___ INPUT ___
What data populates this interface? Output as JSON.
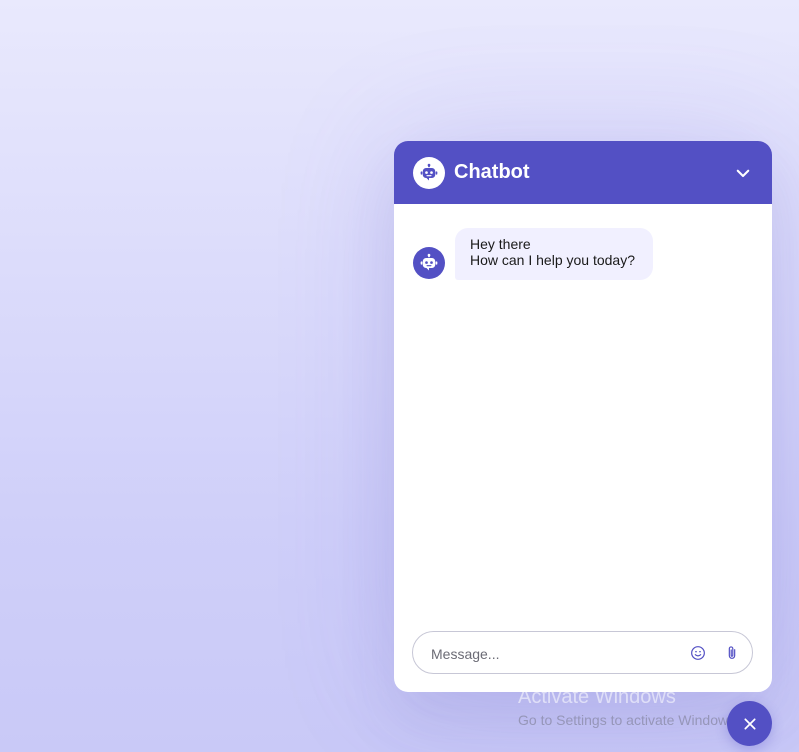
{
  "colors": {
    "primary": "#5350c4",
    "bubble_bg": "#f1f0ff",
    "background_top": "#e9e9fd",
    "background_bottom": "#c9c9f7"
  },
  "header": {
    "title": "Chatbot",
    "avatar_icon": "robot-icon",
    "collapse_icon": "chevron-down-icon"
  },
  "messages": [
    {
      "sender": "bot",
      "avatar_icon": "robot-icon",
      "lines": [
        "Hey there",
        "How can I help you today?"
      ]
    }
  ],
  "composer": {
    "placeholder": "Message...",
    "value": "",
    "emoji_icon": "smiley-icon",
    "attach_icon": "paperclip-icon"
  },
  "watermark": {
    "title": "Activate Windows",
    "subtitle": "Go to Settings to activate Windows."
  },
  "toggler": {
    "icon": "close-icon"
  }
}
___
___ INPUT ___
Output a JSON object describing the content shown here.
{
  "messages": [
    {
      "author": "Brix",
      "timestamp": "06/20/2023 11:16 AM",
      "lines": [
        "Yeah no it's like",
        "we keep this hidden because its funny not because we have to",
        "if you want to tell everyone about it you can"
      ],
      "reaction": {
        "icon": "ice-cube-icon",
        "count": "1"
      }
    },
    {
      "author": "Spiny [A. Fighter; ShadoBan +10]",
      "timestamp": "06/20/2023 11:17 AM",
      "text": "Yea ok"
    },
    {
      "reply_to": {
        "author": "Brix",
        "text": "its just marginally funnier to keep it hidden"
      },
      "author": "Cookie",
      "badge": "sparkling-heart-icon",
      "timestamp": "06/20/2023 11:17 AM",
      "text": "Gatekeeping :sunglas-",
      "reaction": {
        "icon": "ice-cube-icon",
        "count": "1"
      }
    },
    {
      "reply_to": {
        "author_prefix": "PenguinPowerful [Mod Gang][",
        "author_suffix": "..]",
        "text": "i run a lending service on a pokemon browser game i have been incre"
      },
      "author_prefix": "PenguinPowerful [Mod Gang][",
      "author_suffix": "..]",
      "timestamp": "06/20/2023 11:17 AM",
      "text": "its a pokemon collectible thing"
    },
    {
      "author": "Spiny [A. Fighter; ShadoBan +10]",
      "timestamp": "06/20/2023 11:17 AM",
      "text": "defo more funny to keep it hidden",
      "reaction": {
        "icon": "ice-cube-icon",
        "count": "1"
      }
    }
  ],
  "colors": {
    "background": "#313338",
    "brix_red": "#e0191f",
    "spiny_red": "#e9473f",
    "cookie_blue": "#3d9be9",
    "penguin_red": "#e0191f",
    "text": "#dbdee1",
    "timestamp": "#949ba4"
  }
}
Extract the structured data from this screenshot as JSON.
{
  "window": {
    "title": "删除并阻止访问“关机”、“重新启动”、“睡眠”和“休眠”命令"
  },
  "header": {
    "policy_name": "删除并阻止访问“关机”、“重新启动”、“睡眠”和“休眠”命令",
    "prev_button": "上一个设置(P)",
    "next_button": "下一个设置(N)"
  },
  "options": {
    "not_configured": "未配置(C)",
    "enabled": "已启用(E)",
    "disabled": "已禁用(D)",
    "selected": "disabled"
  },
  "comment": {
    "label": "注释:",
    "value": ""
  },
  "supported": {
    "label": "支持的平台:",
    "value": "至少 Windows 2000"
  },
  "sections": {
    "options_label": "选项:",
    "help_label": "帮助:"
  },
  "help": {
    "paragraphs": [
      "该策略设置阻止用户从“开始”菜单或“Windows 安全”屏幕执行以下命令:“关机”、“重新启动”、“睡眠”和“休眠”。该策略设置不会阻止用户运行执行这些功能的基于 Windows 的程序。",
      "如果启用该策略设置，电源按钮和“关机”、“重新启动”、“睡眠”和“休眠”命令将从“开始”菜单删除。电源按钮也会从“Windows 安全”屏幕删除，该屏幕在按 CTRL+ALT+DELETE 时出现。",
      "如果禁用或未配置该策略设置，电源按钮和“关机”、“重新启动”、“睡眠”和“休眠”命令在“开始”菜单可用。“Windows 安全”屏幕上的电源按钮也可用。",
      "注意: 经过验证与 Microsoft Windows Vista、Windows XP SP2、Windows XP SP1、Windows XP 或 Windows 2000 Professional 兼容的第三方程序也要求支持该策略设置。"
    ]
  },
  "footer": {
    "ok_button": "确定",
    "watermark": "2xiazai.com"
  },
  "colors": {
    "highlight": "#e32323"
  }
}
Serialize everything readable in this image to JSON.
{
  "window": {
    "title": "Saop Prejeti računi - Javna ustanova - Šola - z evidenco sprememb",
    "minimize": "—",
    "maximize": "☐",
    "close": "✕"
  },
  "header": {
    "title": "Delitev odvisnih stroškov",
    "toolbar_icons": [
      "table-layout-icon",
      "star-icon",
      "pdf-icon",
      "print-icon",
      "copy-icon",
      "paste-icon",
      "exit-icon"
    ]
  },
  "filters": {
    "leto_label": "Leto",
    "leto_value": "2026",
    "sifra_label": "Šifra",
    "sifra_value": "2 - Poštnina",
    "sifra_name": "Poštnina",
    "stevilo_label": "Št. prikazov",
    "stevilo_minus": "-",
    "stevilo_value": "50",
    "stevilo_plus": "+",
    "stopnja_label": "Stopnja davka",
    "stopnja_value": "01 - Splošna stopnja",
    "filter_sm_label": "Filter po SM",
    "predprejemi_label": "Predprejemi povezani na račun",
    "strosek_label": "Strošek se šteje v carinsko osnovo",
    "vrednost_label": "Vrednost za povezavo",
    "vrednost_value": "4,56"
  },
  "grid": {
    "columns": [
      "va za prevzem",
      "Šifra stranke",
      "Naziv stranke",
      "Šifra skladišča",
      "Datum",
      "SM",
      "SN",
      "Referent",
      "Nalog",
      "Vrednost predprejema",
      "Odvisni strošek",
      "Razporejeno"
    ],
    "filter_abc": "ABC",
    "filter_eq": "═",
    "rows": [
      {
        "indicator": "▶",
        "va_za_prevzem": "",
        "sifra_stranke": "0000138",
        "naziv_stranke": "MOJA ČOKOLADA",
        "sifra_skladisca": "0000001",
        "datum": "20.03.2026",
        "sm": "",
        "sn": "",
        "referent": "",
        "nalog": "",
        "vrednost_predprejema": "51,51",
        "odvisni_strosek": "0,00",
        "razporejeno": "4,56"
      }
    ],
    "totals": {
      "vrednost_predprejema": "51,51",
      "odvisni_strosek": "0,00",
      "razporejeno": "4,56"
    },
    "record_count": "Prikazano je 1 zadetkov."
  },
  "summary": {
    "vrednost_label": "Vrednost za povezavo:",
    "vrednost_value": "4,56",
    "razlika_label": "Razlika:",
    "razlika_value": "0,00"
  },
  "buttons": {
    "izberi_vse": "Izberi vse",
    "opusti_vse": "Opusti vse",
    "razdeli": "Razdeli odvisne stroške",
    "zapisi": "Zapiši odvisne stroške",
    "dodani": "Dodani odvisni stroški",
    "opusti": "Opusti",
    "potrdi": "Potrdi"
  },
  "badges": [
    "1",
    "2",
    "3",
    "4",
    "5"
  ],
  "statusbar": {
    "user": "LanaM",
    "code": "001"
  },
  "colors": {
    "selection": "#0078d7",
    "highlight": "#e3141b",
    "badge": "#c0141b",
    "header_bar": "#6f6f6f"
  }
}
___
___ INPUT ___
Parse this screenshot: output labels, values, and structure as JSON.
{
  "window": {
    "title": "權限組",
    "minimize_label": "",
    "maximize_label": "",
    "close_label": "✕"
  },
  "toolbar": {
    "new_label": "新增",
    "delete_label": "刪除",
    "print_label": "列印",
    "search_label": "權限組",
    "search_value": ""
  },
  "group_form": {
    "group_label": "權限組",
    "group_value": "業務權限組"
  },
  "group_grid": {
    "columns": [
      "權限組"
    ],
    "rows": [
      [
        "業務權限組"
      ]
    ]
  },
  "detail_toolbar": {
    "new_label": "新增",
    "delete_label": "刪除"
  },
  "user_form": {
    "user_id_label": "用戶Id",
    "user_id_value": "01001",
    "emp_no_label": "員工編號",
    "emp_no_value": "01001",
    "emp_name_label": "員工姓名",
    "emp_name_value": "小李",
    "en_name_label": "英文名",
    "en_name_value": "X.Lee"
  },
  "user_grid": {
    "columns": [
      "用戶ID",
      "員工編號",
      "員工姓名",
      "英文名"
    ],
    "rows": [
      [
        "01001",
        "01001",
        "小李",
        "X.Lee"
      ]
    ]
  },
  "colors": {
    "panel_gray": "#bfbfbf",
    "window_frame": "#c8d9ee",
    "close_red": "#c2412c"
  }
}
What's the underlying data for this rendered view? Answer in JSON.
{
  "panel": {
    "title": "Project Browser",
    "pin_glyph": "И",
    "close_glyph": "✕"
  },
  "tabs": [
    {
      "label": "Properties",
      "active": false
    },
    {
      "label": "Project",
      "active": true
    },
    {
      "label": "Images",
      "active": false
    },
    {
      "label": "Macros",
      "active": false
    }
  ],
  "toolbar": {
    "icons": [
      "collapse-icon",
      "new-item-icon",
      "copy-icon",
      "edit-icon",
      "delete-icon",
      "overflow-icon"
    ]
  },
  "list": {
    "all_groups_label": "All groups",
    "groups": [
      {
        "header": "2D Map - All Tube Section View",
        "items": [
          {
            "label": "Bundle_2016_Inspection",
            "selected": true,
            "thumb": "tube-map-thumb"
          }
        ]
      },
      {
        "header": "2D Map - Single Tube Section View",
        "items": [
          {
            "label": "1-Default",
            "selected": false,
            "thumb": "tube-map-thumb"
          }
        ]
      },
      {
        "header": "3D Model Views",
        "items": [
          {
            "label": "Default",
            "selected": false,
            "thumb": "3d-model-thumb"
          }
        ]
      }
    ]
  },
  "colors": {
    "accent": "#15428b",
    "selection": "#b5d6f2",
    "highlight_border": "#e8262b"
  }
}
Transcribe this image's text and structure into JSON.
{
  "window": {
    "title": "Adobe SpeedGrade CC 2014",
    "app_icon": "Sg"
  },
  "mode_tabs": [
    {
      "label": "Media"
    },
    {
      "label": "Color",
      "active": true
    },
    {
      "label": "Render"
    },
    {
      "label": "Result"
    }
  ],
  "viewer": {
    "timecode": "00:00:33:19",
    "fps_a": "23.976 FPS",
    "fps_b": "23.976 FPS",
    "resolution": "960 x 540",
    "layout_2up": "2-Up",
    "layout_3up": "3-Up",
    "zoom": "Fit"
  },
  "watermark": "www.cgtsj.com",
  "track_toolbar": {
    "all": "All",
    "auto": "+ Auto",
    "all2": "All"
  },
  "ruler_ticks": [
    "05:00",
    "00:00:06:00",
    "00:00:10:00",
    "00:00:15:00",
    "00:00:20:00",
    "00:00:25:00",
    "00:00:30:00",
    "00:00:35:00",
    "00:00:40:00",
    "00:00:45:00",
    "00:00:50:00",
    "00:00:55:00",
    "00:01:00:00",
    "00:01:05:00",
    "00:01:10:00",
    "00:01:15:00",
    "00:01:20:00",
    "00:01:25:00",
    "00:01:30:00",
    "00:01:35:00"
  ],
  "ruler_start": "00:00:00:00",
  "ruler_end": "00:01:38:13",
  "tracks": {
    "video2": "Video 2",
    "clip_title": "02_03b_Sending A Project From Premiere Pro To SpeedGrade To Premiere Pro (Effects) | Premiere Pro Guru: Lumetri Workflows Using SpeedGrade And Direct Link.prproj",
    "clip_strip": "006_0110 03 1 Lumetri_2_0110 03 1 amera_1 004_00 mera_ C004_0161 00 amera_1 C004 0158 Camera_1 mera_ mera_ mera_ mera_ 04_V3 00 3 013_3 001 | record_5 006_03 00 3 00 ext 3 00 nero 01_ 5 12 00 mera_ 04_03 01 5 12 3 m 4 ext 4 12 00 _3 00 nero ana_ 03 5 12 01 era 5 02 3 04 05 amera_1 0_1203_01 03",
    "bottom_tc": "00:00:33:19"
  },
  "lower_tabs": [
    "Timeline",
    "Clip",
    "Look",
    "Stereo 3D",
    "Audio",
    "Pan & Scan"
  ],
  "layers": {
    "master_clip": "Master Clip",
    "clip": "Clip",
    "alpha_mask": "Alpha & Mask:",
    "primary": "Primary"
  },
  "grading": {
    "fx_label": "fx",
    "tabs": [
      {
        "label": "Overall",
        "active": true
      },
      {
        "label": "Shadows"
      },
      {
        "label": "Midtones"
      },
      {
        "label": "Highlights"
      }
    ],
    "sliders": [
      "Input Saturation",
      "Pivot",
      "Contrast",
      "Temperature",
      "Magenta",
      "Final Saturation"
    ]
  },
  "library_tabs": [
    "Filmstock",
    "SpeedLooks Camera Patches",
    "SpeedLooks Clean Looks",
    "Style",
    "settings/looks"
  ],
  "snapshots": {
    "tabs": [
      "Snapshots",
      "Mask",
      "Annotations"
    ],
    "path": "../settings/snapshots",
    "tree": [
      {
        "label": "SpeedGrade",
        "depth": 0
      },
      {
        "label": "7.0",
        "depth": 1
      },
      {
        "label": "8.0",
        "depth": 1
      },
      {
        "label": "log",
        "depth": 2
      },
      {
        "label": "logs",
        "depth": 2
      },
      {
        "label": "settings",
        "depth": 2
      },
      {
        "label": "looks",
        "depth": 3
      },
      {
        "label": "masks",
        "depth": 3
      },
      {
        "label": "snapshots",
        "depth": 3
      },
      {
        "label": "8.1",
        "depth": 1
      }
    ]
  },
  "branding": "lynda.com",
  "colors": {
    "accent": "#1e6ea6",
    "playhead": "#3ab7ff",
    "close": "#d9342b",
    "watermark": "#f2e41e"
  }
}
___
* _INSTRUCTIONS FOR THE TASK_: What number of lines in the records contain the word "data"? Answer with that number alone.

* _EXERCISE RESPONSE_: 3